* _GIVEN INSTRUCTION_:
All of the data that follows should be retyped exactly, please, except the pictures.

(Dataset records)
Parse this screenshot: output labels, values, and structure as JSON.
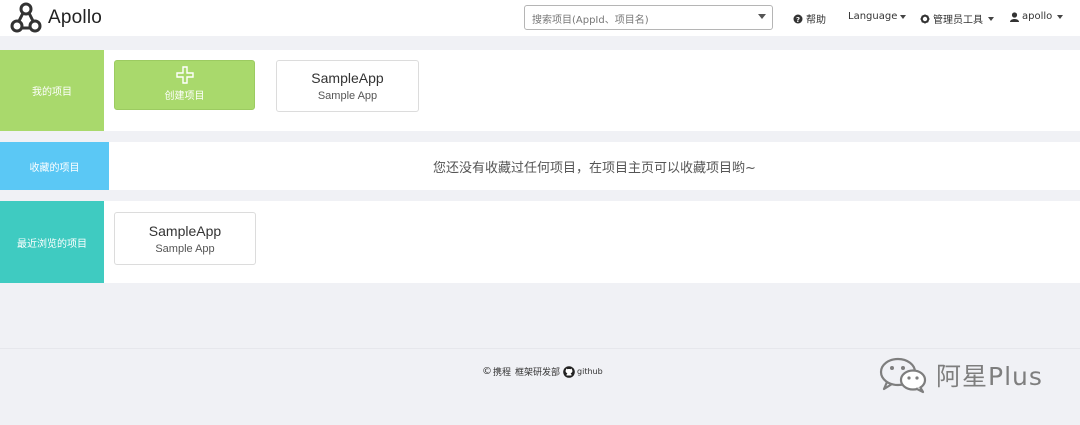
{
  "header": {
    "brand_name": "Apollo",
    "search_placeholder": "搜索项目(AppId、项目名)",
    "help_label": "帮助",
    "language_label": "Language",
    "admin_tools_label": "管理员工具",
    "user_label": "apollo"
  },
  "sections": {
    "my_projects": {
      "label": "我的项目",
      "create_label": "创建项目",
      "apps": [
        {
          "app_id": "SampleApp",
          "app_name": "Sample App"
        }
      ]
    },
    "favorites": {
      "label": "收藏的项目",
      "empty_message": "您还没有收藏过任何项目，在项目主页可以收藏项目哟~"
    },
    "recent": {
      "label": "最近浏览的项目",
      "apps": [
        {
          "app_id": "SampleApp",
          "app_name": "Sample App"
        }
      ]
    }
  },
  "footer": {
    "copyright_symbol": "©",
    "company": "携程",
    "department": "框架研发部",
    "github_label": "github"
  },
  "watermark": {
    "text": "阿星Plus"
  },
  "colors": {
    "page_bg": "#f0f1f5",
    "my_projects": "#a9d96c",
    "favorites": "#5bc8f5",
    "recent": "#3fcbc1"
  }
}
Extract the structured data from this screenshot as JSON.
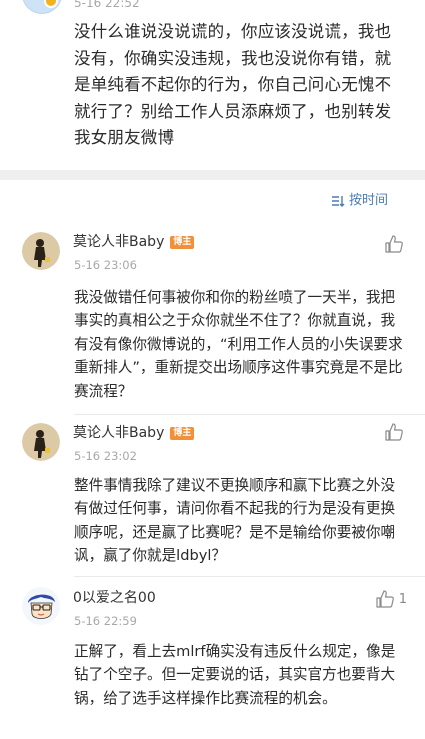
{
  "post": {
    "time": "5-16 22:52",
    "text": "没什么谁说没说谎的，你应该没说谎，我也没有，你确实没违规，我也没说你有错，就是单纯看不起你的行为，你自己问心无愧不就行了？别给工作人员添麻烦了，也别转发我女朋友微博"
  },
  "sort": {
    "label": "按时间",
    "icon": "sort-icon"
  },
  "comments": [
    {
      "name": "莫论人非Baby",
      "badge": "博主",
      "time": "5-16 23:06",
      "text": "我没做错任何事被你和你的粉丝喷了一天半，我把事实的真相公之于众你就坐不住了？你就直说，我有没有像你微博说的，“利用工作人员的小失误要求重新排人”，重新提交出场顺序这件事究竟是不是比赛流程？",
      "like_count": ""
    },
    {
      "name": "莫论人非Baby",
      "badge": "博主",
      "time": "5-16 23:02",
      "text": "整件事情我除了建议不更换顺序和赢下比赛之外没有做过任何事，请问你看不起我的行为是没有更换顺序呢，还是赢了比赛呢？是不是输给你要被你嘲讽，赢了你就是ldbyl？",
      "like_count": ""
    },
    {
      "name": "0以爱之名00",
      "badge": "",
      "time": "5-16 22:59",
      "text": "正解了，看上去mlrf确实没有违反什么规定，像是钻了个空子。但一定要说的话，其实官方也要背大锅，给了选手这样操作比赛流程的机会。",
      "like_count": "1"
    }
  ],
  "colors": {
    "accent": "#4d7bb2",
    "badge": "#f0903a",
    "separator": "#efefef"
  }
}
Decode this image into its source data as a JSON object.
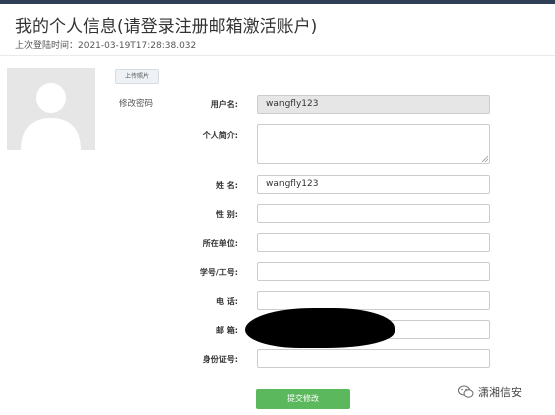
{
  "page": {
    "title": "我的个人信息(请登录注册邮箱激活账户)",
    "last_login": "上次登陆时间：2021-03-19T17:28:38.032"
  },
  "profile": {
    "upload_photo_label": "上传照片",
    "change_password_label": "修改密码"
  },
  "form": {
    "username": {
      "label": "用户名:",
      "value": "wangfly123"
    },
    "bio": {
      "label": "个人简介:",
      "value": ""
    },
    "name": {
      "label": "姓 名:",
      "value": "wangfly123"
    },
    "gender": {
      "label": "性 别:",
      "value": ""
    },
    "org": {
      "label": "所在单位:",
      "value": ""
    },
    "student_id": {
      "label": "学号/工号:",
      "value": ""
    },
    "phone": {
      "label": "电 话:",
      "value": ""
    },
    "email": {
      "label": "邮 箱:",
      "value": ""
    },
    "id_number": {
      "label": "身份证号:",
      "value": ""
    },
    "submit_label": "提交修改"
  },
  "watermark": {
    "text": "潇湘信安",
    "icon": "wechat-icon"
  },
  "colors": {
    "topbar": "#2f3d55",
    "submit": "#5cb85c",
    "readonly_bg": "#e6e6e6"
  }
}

* _RESPONSE TO THE EXERCISE_:
Parse this screenshot: output labels, values, and structure as JSON.
{
  "header": {
    "brand_name": "Apollo",
    "search_placeholder": "搜索项目(AppId、项目名)",
    "help_label": "帮助",
    "language_label": "Language",
    "admin_tools_label": "管理员工具",
    "user_label": "apollo"
  },
  "sections": {
    "my_projects": {
      "label": "我的项目",
      "create_label": "创建项目",
      "apps": [
        {
          "app_id": "SampleApp",
          "app_name": "Sample App"
        }
      ]
    },
    "favorites": {
      "label": "收藏的项目",
      "empty_message": "您还没有收藏过任何项目，在项目主页可以收藏项目哟~"
    },
    "recent": {
      "label": "最近浏览的项目",
      "apps": [
        {
          "app_id": "SampleApp",
          "app_name": "Sample App"
        }
      ]
    }
  },
  "footer": {
    "copyright_symbol": "©",
    "company": "携程",
    "department": "框架研发部",
    "github_label": "github"
  },
  "watermark": {
    "text": "阿星Plus"
  },
  "colors": {
    "page_bg": "#f0f1f5",
    "my_projects": "#a9d96c",
    "favorites": "#5bc8f5",
    "recent": "#3fcbc1"
  }
}
Extract the structured data from this screenshot as JSON.
{
  "post": {
    "time": "5-16 22:52",
    "text": "没什么谁说没说谎的，你应该没说谎，我也没有，你确实没违规，我也没说你有错，就是单纯看不起你的行为，你自己问心无愧不就行了？别给工作人员添麻烦了，也别转发我女朋友微博"
  },
  "sort": {
    "label": "按时间",
    "icon": "sort-icon"
  },
  "comments": [
    {
      "name": "莫论人非Baby",
      "badge": "博主",
      "time": "5-16 23:06",
      "text": "我没做错任何事被你和你的粉丝喷了一天半，我把事实的真相公之于众你就坐不住了？你就直说，我有没有像你微博说的，“利用工作人员的小失误要求重新排人”，重新提交出场顺序这件事究竟是不是比赛流程？",
      "like_count": ""
    },
    {
      "name": "莫论人非Baby",
      "badge": "博主",
      "time": "5-16 23:02",
      "text": "整件事情我除了建议不更换顺序和赢下比赛之外没有做过任何事，请问你看不起我的行为是没有更换顺序呢，还是赢了比赛呢？是不是输给你要被你嘲讽，赢了你就是ldbyl？",
      "like_count": ""
    },
    {
      "name": "0以爱之名00",
      "badge": "",
      "time": "5-16 22:59",
      "text": "正解了，看上去mlrf确实没有违反什么规定，像是钻了个空子。但一定要说的话，其实官方也要背大锅，给了选手这样操作比赛流程的机会。",
      "like_count": "1"
    }
  ],
  "colors": {
    "accent": "#4d7bb2",
    "badge": "#f0903a",
    "separator": "#efefef"
  }
}
Decode this image into its source data as a JSON object.
{
  "page": {
    "title": "我的个人信息(请登录注册邮箱激活账户)",
    "last_login": "上次登陆时间：2021-03-19T17:28:38.032"
  },
  "profile": {
    "upload_photo_label": "上传照片",
    "change_password_label": "修改密码"
  },
  "form": {
    "username": {
      "label": "用户名:",
      "value": "wangfly123"
    },
    "bio": {
      "label": "个人简介:",
      "value": ""
    },
    "name": {
      "label": "姓 名:",
      "value": "wangfly123"
    },
    "gender": {
      "label": "性 别:",
      "value": ""
    },
    "org": {
      "label": "所在单位:",
      "value": ""
    },
    "student_id": {
      "label": "学号/工号:",
      "value": ""
    },
    "phone": {
      "label": "电 话:",
      "value": ""
    },
    "email": {
      "label": "邮 箱:",
      "value": ""
    },
    "id_number": {
      "label": "身份证号:",
      "value": ""
    },
    "submit_label": "提交修改"
  },
  "watermark": {
    "text": "潇湘信安",
    "icon": "wechat-icon"
  },
  "colors": {
    "topbar": "#2f3d55",
    "submit": "#5cb85c",
    "readonly_bg": "#e6e6e6"
  }
}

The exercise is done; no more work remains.